§ Provided records
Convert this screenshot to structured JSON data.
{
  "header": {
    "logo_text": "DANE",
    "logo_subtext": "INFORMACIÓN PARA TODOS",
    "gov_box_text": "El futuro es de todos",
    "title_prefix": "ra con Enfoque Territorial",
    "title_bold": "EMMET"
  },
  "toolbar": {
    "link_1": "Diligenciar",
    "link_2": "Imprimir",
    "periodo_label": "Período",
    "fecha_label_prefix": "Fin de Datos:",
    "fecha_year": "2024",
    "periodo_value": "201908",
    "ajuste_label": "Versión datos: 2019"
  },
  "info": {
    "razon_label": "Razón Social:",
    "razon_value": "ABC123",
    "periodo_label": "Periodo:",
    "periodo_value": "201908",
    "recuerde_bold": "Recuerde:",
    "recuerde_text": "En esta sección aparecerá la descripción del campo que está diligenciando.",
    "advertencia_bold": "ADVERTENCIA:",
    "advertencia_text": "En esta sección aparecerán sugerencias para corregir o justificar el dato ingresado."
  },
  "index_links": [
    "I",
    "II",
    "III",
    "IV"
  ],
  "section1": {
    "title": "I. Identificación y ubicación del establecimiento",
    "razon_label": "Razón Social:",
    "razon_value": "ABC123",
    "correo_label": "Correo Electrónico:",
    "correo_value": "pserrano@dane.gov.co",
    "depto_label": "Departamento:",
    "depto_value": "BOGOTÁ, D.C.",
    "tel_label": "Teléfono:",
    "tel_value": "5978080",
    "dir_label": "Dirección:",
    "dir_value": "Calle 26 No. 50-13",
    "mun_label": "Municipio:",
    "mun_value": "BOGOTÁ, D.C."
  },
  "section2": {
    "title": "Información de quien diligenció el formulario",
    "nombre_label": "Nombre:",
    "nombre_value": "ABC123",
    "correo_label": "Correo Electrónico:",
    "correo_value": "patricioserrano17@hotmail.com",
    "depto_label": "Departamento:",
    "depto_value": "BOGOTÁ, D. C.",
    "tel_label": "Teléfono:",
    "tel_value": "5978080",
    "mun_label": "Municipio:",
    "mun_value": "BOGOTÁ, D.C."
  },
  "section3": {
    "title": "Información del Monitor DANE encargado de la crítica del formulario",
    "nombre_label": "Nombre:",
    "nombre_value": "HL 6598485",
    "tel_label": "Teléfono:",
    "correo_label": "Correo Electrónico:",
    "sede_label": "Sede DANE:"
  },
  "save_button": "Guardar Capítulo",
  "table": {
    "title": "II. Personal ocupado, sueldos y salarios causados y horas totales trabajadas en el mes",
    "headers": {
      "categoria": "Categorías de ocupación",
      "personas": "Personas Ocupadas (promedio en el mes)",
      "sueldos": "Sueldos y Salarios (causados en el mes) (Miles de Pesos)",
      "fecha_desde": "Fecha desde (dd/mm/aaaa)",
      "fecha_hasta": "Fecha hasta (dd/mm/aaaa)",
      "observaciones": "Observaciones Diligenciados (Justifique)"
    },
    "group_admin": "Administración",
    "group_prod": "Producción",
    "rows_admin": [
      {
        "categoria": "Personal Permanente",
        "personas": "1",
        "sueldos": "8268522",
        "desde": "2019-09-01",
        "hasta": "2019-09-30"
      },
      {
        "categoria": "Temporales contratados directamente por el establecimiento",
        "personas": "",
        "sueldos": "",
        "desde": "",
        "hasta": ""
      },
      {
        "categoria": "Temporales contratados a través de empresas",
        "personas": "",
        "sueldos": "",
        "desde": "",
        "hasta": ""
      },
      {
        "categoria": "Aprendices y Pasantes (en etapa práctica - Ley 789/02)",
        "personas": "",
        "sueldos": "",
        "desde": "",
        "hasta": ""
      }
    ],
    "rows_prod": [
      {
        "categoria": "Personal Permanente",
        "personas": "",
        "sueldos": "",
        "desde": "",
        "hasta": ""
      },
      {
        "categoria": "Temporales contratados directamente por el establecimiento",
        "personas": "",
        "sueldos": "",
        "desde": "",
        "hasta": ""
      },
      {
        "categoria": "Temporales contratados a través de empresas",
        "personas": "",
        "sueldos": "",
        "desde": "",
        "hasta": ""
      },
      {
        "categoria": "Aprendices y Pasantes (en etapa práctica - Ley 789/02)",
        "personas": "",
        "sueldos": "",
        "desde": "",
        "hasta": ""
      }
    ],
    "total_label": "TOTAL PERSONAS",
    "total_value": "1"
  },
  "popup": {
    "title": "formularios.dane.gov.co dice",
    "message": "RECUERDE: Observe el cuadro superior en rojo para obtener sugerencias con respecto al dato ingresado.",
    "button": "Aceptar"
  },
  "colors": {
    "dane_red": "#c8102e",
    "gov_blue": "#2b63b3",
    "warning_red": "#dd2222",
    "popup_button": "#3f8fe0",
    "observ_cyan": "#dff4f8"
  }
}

§ Task description
Transcribe all of the entries without altering anything.

§ Problem solution
Convert this screenshot to structured JSON data.
{
  "header": {
    "logo_text": "DANE",
    "logo_subtext": "INFORMACIÓN PARA TODOS",
    "gov_box_text": "El futuro es de todos",
    "title_prefix": "ra con Enfoque Territorial",
    "title_bold": "EMMET"
  },
  "toolbar": {
    "link_1": "Diligenciar",
    "link_2": "Imprimir",
    "periodo_label": "Período",
    "fecha_label_prefix": "Fin de Datos:",
    "fecha_year": "2024",
    "periodo_value": "201908",
    "ajuste_label": "Versión datos: 2019"
  },
  "info": {
    "razon_label": "Razón Social:",
    "razon_value": "ABC123",
    "periodo_label": "Periodo:",
    "periodo_value": "201908",
    "recuerde_bold": "Recuerde:",
    "recuerde_text": "En esta sección aparecerá la descripción del campo que está diligenciando.",
    "advertencia_bold": "ADVERTENCIA:",
    "advertencia_text": "En esta sección aparecerán sugerencias para corregir o justificar el dato ingresado."
  },
  "index_links": [
    "I",
    "II",
    "III",
    "IV"
  ],
  "section1": {
    "title": "I. Identificación y ubicación del establecimiento",
    "razon_label": "Razón Social:",
    "razon_value": "ABC123",
    "correo_label": "Correo Electrónico:",
    "correo_value": "pserrano@dane.gov.co",
    "depto_label": "Departamento:",
    "depto_value": "BOGOTÁ, D.C.",
    "tel_label": "Teléfono:",
    "tel_value": "5978080",
    "dir_label": "Dirección:",
    "dir_value": "Calle 26 No. 50-13",
    "mun_label": "Municipio:",
    "mun_value": "BOGOTÁ, D.C."
  },
  "section2": {
    "title": "Información de quien diligenció el formulario",
    "nombre_label": "Nombre:",
    "nombre_value": "ABC123",
    "correo_label": "Correo Electrónico:",
    "correo_value": "patricioserrano17@hotmail.com",
    "depto_label": "Departamento:",
    "depto_value": "BOGOTÁ, D. C.",
    "tel_label": "Teléfono:",
    "tel_value": "5978080",
    "mun_label": "Municipio:",
    "mun_value": "BOGOTÁ, D.C."
  },
  "section3": {
    "title": "Información del Monitor DANE encargado de la crítica del formulario",
    "nombre_label": "Nombre:",
    "nombre_value": "HL 6598485",
    "tel_label": "Teléfono:",
    "correo_label": "Correo Electrónico:",
    "sede_label": "Sede DANE:"
  },
  "save_button": "Guardar Capítulo",
  "table": {
    "title": "II. Personal ocupado, sueldos y salarios causados y horas totales trabajadas en el mes",
    "headers": {
      "categoria": "Categorías de ocupación",
      "personas": "Personas Ocupadas (promedio en el mes)",
      "sueldos": "Sueldos y Salarios (causados en el mes) (Miles de Pesos)",
      "fecha_desde": "Fecha desde (dd/mm/aaaa)",
      "fecha_hasta": "Fecha hasta (dd/mm/aaaa)",
      "observaciones": "Observaciones Diligenciados (Justifique)"
    },
    "group_admin": "Administración",
    "group_prod": "Producción",
    "rows_admin": [
      {
        "categoria": "Personal Permanente",
        "personas": "1",
        "sueldos": "8268522",
        "desde": "2019-09-01",
        "hasta": "2019-09-30"
      },
      {
        "categoria": "Temporales contratados directamente por el establecimiento",
        "personas": "",
        "sueldos": "",
        "desde": "",
        "hasta": ""
      },
      {
        "categoria": "Temporales contratados a través de empresas",
        "personas": "",
        "sueldos": "",
        "desde": "",
        "hasta": ""
      },
      {
        "categoria": "Aprendices y Pasantes (en etapa práctica - Ley 789/02)",
        "personas": "",
        "sueldos": "",
        "desde": "",
        "hasta": ""
      }
    ],
    "rows_prod": [
      {
        "categoria": "Personal Permanente",
        "personas": "",
        "sueldos": "",
        "desde": "",
        "hasta": ""
      },
      {
        "categoria": "Temporales contratados directamente por el establecimiento",
        "personas": "",
        "sueldos": "",
        "desde": "",
        "hasta": ""
      },
      {
        "categoria": "Temporales contratados a través de empresas",
        "personas": "",
        "sueldos": "",
        "desde": "",
        "hasta": ""
      },
      {
        "categoria": "Aprendices y Pasantes (en etapa práctica - Ley 789/02)",
        "personas": "",
        "sueldos": "",
        "desde": "",
        "hasta": ""
      }
    ],
    "total_label": "TOTAL PERSONAS",
    "total_value": "1"
  },
  "popup": {
    "title": "formularios.dane.gov.co dice",
    "message": "RECUERDE: Observe el cuadro superior en rojo para obtener sugerencias con respecto al dato ingresado.",
    "button": "Aceptar"
  },
  "colors": {
    "dane_red": "#c8102e",
    "gov_blue": "#2b63b3",
    "warning_red": "#dd2222",
    "popup_button": "#3f8fe0",
    "observ_cyan": "#dff4f8"
  }
}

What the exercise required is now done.